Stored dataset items

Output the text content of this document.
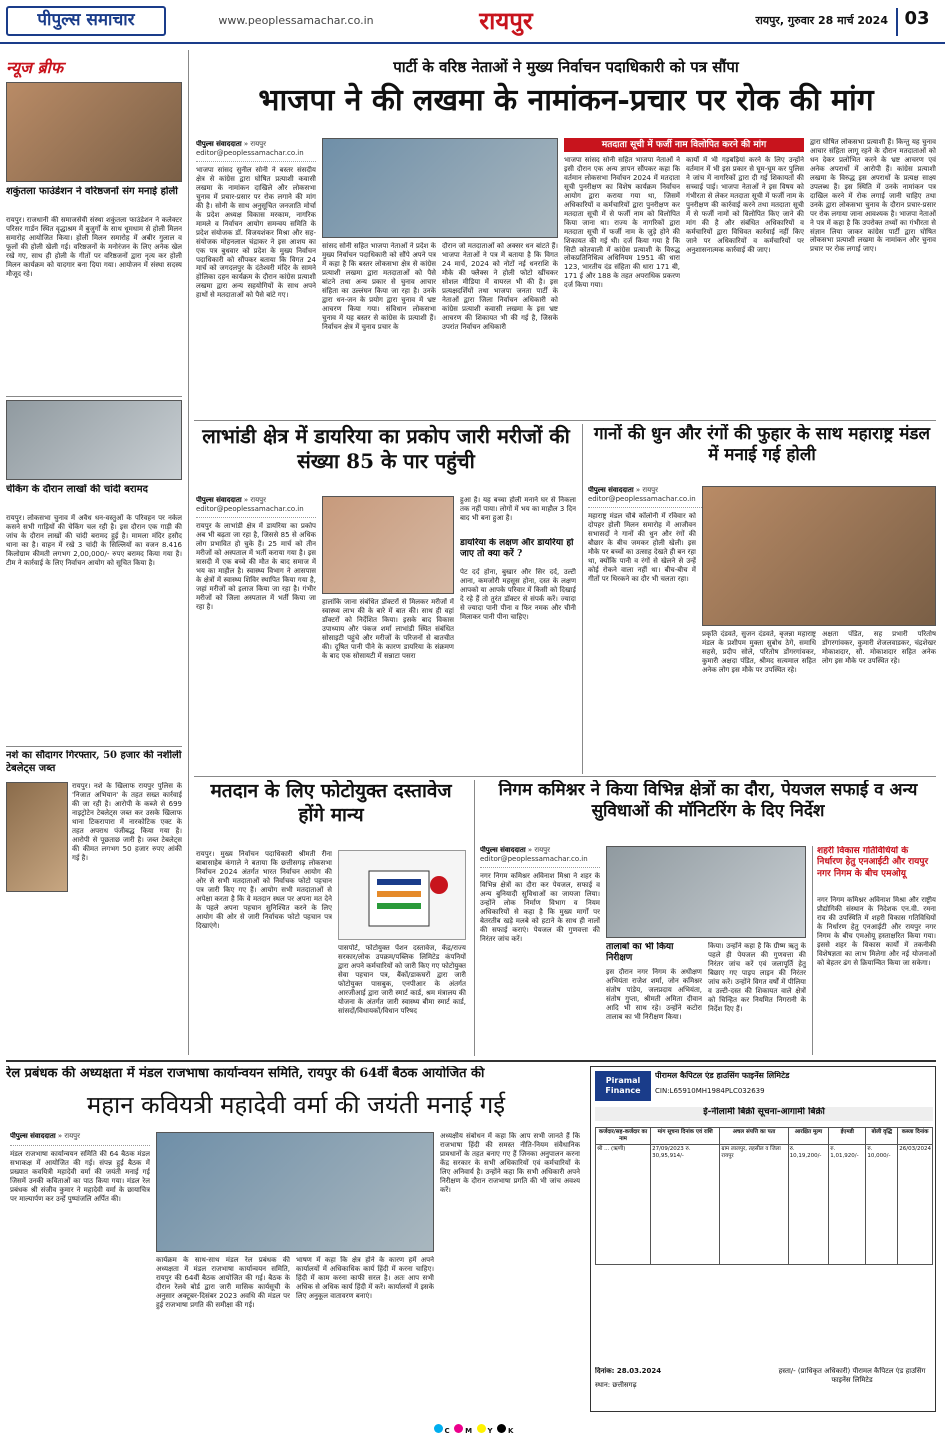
पीपुल्स समाचार	www.peoplessamachar.co.in	रायपुर	रायपुर, गुरुवार 28 मार्च 2024 03
न्यूज ब्रीफ
शकुंतला फाउंडेशन ने वरिष्ठजनों संग मनाई होली
रायपुर। राजधानी की समाजसेवी संस्था शकुंतला फाउंडेशन ने कलेक्टर परिसर गार्डन स्थित वृद्धाश्रम में बुजुर्गों के साथ धूमधाम से होली मिलन समारोह आयोजित किया। होली मिलन समारोह में अबीर गुलाल व फूलों की होली खेली गई। वरिष्ठजनों के मनोरंजन के लिए अनेक खेल रखे गए, साथ ही होली के गीतों पर वरिष्ठजनों द्वारा नृत्य कर होली मिलन कार्यक्रम को यादगार बना दिया गया। आयोजन में संस्था सदस्य मौजूद रहे।
चेकिंग के दौरान लाखों की चांदी बरामद
रायपुर। लोकसभा चुनाव में अवैध धन-वस्तुओं के परिवहन पर नकेल कसने सभी गाड़ियों की चेकिंग चल रही है। इस दौरान एक गाड़ी की जांच के दौरान लाखों की चांदी बरामद हुई है। मामला मंदिर हसौद थाना का है। वाहन में रखे 3 चांदी के सिल्लियों का वजन 8.416 किलोग्राम कीमती लगभग 2,00,000/- रुपए बरामद किया गया है। टीम ने कार्रवाई के लिए निर्वाचन आयोग को सूचित किया है।
नशे का सौदागर गिरफ्तार, 50 हजार की नशीली टेबलेट्स जब्त
रायपुर। नशे के खिलाफ रायपुर पुलिस के 'निजात अभियान' के तहत सख्त कार्रवाई की जा रही है। आरोपी के कब्जे से 699 नाइट्रोटेन टेबलेट्स जब्त कर उसके खिलाफ थाना टिकरापारा में नारकोटिक एक्ट के तहत अपराध पंजीबद्ध किया गया है। आरोपी से पूछताछ जारी है। जब्त टेबलेट्स की कीमत लगभग 50 हजार रुपए आंकी गई है।
पार्टी के वरिष्ठ नेताओं ने मुख्य निर्वाचन पदाधिकारी को पत्र सौंपा
भाजपा ने की लखमा के नामांकन-प्रचार पर रोक की मांग
पीपुल्स संवाददाता » रायपुर
editor@peoplessamachar.co.in
भाजपा सांसद सुनील सोनी ने बस्तर संसदीय क्षेत्र से कांग्रेस द्वारा घोषित प्रत्याशी कवासी लखमा के नामांकन दाखिले और लोकसभा चुनाव में प्रचार-प्रसार पर रोक लगाने की मांग की है। सोनी के साथ अनुसूचित जनजाति मोर्चा के प्रदेश अध्यक्ष विकास मरकाम, नागरिक मामले व निर्वाचन आयोग समन्वय समिति के प्रदेश संयोजक डॉ. विजयशंकर मिश्रा और सह-संयोजक मोहनलाल चंद्राकर ने इस आशय का एक पत्र बुधवार को प्रदेश के मुख्य निर्वाचन पदाधिकारी को सौंपकर बताया कि विगत 24 मार्च को जगदलपुर के दंतेश्वरी मंदिर के सामने होलिका दहन कार्यक्रम के दौरान कांग्रेस प्रत्याशी लखमा द्वारा अन्य सहयोगियों के साथ अपने हाथों से मतदाताओं को पैसे बांटे गए।
सांसद सोनी सहित भाजपा नेताओं ने प्रदेश के मुख्य निर्वाचन पदाधिकारी को सौंपे अपने पत्र में कहा है कि बस्तर लोकसभा क्षेत्र से कांग्रेस प्रत्याशी लखमा द्वारा मतदाताओं को पैसे बांटने तथा अन्य प्रकार से चुनाव आचार संहिता का उल्लंघन किया जा रहा है। उनके द्वारा धन-जन के प्रयोग द्वारा चुनाव में भ्रष्ट आचरण किया गया। संविधान लोकसभा चुनाव में यह बस्तर से कांग्रेस के प्रत्याशी हैं। निर्वाचन क्षेत्र में चुनाव प्रचार के
दौरान जो मतदाताओं को अक्सर धन बांटते हैं। भाजपा नेताओं ने पत्र में बताया है कि विगत 24 मार्च, 2024 को नोटों नई धनराशि के मौके की फ्लैक्स ने होली फोटो खींचकर सोशल मीडिया में वायरल भी की है। इस प्रत्यक्षदर्शियों तथा भाजपा जनता पार्टी के नेताओं द्वारा जिला निर्वाचन अधिकारी को कांग्रेस प्रत्याशी कवासी लखमा के इस भ्रष्ट आचरण की शिकायत भी की गई है, जिसके उपरांत निर्वाचन अधिकारी
मतदाता सूची में फर्जी नाम विलोपित करने की मांग
भाजपा सांसद सोनी सहित भाजपा नेताओं ने इसी दौरान एक अन्य ज्ञापन सौंपकर कहा कि वर्तमान लोकसभा निर्वाचन 2024 में मतदाता सूची पुनरीक्षण का विशेष कार्यक्रम निर्वाचन आयोग द्वारा कराया गया था, जिसमें अधिकारियों व कर्मचारियों द्वारा पुनरीक्षण कर मतदाता सूची में से फर्जी नाम को विलोपित किया जाना था। राज्य के नागरिकों द्वारा मतदाता सूची में फर्जी नाम के जुड़े होने की शिकायत की गई थी। दर्ज किया गया है कि सिटी कोतवाली में कांग्रेस प्रत्याशी के विरुद्ध लोकप्रतिनिधित्व अधिनियम 1951 की धारा 123, भारतीय दंड संहिता की धारा 171 बी, 171 ई और 188 के तहत अपराधिक प्रकरण दर्ज किया गया।
कार्यों में भी गड़बड़ियां करने के लिए उन्होंने वर्तमान में भी इस प्रकार से घूम-घूम कर पुलिस ने जांच में नागरिकों द्वारा दी गई शिकायतों की सच्चाई पाई। भाजपा नेताओं ने इस विषय को गंभीरता से लेकर मतदाता सूची में फर्जी नाम के पुनरीक्षण की कार्रवाई करने तथा मतदाता सूची में से फर्जी नामों को विलोपित किए जाने की मांग की है और संबंधित अधिकारियों व कर्मचारियों द्वारा विधिवत कार्रवाई नहीं किए जाने पर अधिकारियों व कर्मचारियों पर अनुशासनात्मक कार्रवाई की जाए।
द्वारा घोषित लोकसभा प्रत्याशी हैं। किन्तु यह चुनाव आचार संहिता लागू रहने के दौरान मतदाताओं को धन देकर प्रलोभित करने के भ्रष्ट आचरण एवं अनेक अपराधों में आरोपी हैं। कांग्रेस प्रत्याशी लखमा के विरुद्ध इस अपराधों के प्रत्यक्ष साक्ष्य उपलब्ध हैं। इस स्थिति में उनके नामांकन पत्र दाखिल करने में रोक लगाई जानी चाहिए तथा उनके द्वारा लोकसभा चुनाव के दौरान प्रचार-प्रसार पर रोक लगाया जाना आवश्यक है। भाजपा नेताओं ने पत्र में कहा है कि उपरोक्त तथ्यों का गंभीरता से संज्ञान लिया जाकर कांग्रेस पार्टी द्वारा घोषित लोकसभा प्रत्याशी लखमा के नामांकन और चुनाव प्रचार पर रोक लगाई जाए।
लाभांडी क्षेत्र में डायरिया का प्रकोप जारी मरीजों की संख्या 85 के पार पहुंची
पीपुल्स संवाददाता » रायपुर
editor@peoplessamachar.co.in
रायपुर के लाभांडी क्षेत्र में डायरिया का प्रकोप अब भी बढ़ता जा रहा है, जिससे 85 से अधिक लोग प्रभावित हो चुके हैं। 25 मार्च को तीन मरीजों को अस्पताल में भर्ती कराया गया है। इस त्रासदी में एक बच्चे की मौत के बाद समाज में भय का माहौल है। स्वास्थ्य विभाग ने आसपास के क्षेत्रों में स्वास्थ्य शिविर स्थापित किया गया है, जहां मरीजों को इलाज किया जा रहा है। गंभीर मरीजों को जिला अस्पताल में भर्ती किया जा रहा है।
हालांकि जाना संबंधित डॉक्टरों से मिलकर मरीजों में स्वास्थ्य लाभ की के बारे में बात की। साथ ही वहां डॉक्टरों को निर्देशित किया। इसके बाद विकास उपाध्याय और पंकज शर्मा लाभांडी स्थित संबंधित सोसाइटी पहुंचे और मरीजों के परिजनों से बातचीत की। दूषित पानी पीने के कारण डायरिया के संक्रमण के बाद एक सोसायटी में सन्नाटा पसरा
हुआ है। यह बच्चा होली मनाने घर से निकला तक नहीं पाया। लोगों में भय का माहौल 3 दिन बाद भी बना हुआ है।
डायरिया के लक्षण और डायरिया हो जाए तो क्या करें ?
पेट दर्द होना, बुखार और सिर दर्द, उल्टी आना, कमजोरी महसूस होना, दस्त के लक्षण आपको या आपके परिवार में किसी को दिखाई दे रहे हैं तो तुरंत डॉक्टर से संपर्क करें। ज्यादा से ज्यादा पानी पीना व फिर नमक और चीनी मिलाकर पानी पीना चाहिए।
गानों की धुन और रंगों की फुहार के साथ महाराष्ट्र मंडल में मनाई गई होली
पीपुल्स संवाददाता » रायपुर
editor@peoplessamachar.co.in
महाराष्ट्र मंडल चौबे कॉलोनी में रविवार को दोपहर होली मिलन समारोह में आजीवन सभासदों ने गानों की धुन और रंगों की बौछार के बीच जमकर होली खेली। इस मौके पर बच्चों का उत्साह देखते ही बन रहा था, क्योंकि पानी व रंगों से खेलने से उन्हें कोई रोकने वाला नहीं था। बीच-बीच में गीतों पर थिरकने का दौर भी चलता रहा।
प्रकृति दंडवते, सुजन दंडवते, बृजन्ना महाराष्ट्र मंडल के प्रशीपम मुक्ता सुबोध ठेगे, समाधि सहसे, प्रदीप सोले, परितोष डोंगरगांवकर, कुमारी अक्षदा पंडित, श्रीमद सत्यमाल सहित अनेक लोग इस मौके पर उपस्थित रहे।
अक्षता पंडित, सह प्रभारी परितोष डोंगरगांवकर, कुमारी शेजलवाडकर, चंद्रशेखर मोकाशदार, सौ. मोकाशदार सहित अनेक लोग इस मौके पर उपस्थित रहे।
मतदान के लिए फोटोयुक्त दस्तावेज होंगे मान्य
रायपुर। मुख्य निर्वाचन पदाधिकारी श्रीमती रीना बाबासाहेब कंगाले ने बताया कि छत्तीसगढ़ लोकसभा निर्वाचन 2024 अंतर्गत भारत निर्वाचन आयोग की ओर से सभी मतदाताओं को निर्वाचक फोटो पहचान पत्र जारी किए गए हैं। आयोग सभी मतदाताओं से अपेक्षा करता है कि वे मतदान स्थल पर अपना मत देने के पहले अपना पहचान सुनिश्चित करने के लिए आयोग की ओर से जारी निर्वाचक फोटो पहचान पत्र दिखाएंगे।
पासपोर्ट, फोटोयुक्त पेंशन दस्तावेज, केंद्र/राज्य सरकार/लोक उपक्रम/पब्लिक लिमिटेड कंपनियों द्वारा अपने कर्मचारियों को जारी किए गए फोटोयुक्त सेवा पहचान पत्र, बैंकों/डाकघरों द्वारा जारी फोटोयुक्त पासबुक, एनपीआर के अंतर्गत आरजीआई द्वारा जारी स्मार्ट कार्ड, श्रम मंत्रालय की योजना के अंतर्गत जारी स्वास्थ्य बीमा स्मार्ट कार्ड, सांसदों/विधायकों/विधान परिषद
निगम कमिश्नर ने किया विभिन्न क्षेत्रों का दौरा, पेयजल सफाई व अन्य सुविधाओं की मॉनिटरिंग के दिए निर्देश
पीपुल्स संवाददाता » रायपुर
editor@peoplessamachar.co.in
नगर निगम कमिश्नर अविनाश मिश्रा ने शहर के विभिन्न क्षेत्रों का दौरा कर पेयजल, सफाई व अन्य बुनियादी सुविधाओं का जायजा लिया। उन्होंने लोक निर्माण विभाग व नियम अधिकारियों से कहा है कि मुख्य मार्गों पर बेतरतीब खड़े मलबे को हटाने के साथ ही नालों की सफाई कराएं। पेयजल की गुणवत्ता की निरंतर जांच करें।
तालाबों का भी किया निरीक्षण
इस दौरान नगर निगम के अधीक्षण अभियंता राजेश शर्मा, जोन कमिश्नर संतोष पांडेय, जलप्रदाय अभियंता, संतोष गुप्ता, श्रीमती अमिता दीवान आदि भी साथ रहे। उन्होंने कटोरा तालाब का भी निरीक्षण किया।
किया। उन्होंने कहा है कि ग्रीष्म ऋतु के पहले ही पेयजल की गुणवत्ता की निरंतर जांच करें एवं जलापूर्ति हेतु बिछाए गए पाइप लाइन की निरंतर जांच करें। उन्होंने विगत वर्षों में पीलिया व उल्टी-दस्त की शिकायत वाले क्षेत्रों को चिन्हित कर नियमित निगरानी के निर्देश दिए हैं।
शहरी विकास गतिविधियों के निर्धारण हेतु एनआईटी और रायपुर नगर निगम के बीच एमओयू
नगर निगम कमिश्नर अविनाश मिश्रा और राष्ट्रीय प्रौद्योगिकी संस्थान के निदेशक एन.वी. रमना राव की उपस्थिति में शहरी विकास गतिविधियों के निर्धारण हेतु एनआईटी और रायपुर नगर निगम के बीच एमओयू हस्ताक्षरित किया गया। इससे शहर के विकास कार्यों में तकनीकी विशेषज्ञता का लाभ मिलेगा और नई योजनाओं को बेहतर ढंग से क्रियान्वित किया जा सकेगा।
रेल प्रबंधक की अध्यक्षता में मंडल राजभाषा कार्यान्वयन समिति, रायपुर की 64वीं बैठक आयोजित की
महान कवियत्री महादेवी वर्मा की जयंती मनाई गई
पीपुल्स संवाददाता » रायपुर
मंडल राजभाषा कार्यान्वयन समिति की 64 बैठक मंडल सभाकक्ष में आयोजित की गई। संपन्न हुई बैठक में प्रख्यात कवयित्री महादेवी वर्मा की जयंती मनाई गई जिसमें उनकी कविताओं का पाठ किया गया। मंडल रेल प्रबंधक श्री संजीव कुमार ने महादेवी वर्मा के छायाचित्र पर माल्यार्पण कर उन्हें पुष्पांजलि अर्पित की।
कार्यक्रम के साथ-साथ मंडल रेल प्रबंधक की अध्यक्षता में मंडल राजभाषा कार्यान्वयन समिति, रायपुर की 64वीं बैठक आयोजित की गई। बैठक के दौरान रेलवे बोर्ड द्वारा जारी मासिक कार्यसूची के अनुसार अक्टूबर-दिसंबर 2023 अवधि की मंडल पर हुई राजभाषा प्रगति की समीक्षा की गई।
भाषण में कहा कि क्षेत्र होने के कारण हमें अपने कार्यालयों में अधिकाधिक कार्य हिंदी में करना चाहिए। हिंदी में काम करना काफी सरल है। अतः आप सभी अधिक से अधिक कार्य हिंदी में करें। कार्यालयों में इसके लिए अनुकूल वातावरण बनाएं।
अध्यक्षीय संबोधन में कहा कि आप सभी जानते हैं कि राजभाषा हिंदी की समस्त नीति-नियम संवैधानिक प्रावधानों के तहत बनाए गए हैं जिनका अनुपालन करना केंद्र सरकार के सभी अधिकारियों एवं कर्मचारियों के लिए अनिवार्य है। उन्होंने कहा कि सभी अधिकारी अपने निरीक्षण के दौरान राजभाषा प्रगति की भी जांच अवश्य करें।
Piramal Finance
पीरामल कैपिटल एंड हाउसिंग फाइनेंस लिमिटेड
CIN:L65910MH1984PLC032639
ई-नीलामी बिक्री सूचना-आगामी बिक्री
कर्जदार/सह-कर्जदार का नाम	मांग सूचना दिनांक एवं राशि	अचल संपत्ति का पता	आरक्षित मूल्य	ईएमडी	बोली वृद्धि	कब्जा दिनांक
श्री ... (ऋणी)	27/09/2023 रु. 30,95,914/-	ग्राम लालपुर, तहसील व जिला रायपुर	रु. 10,19,200/-	रु. 1,01,920/-	रु. 10,000/-	26/03/2024
दिनांक: 28.03.2024
स्थान: छत्तीसगढ़
हस्ता/- (प्राधिकृत अधिकारी) पीरामल कैपिटल एंड हाउसिंग फाइनेंस लिमिटेड
C M Y K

→ Task description
Among the entries above, identify all lines with "एमओय" and copy them.

→ Completed task
शहरी विकास गतिविधियों के निर्धारण हेतु एनआईटी और रायपुर नगर निगम के बीच एमओयू
नगर निगम कमिश्नर अविनाश मिश्रा और राष्ट्रीय प्रौद्योगिकी संस्थान के निदेशक एन.वी. रमना राव की उपस्थिति में शहरी विकास गतिविधियों के निर्धारण हेतु एनआईटी और रायपुर नगर निगम के बीच एमओयू हस्ताक्षरित किया गया। इससे शहर के विकास कार्यों में तकनीकी विशेषज्ञता का लाभ मिलेगा और नई योजनाओं को बेहतर ढंग से क्रियान्वित किया जा सकेगा।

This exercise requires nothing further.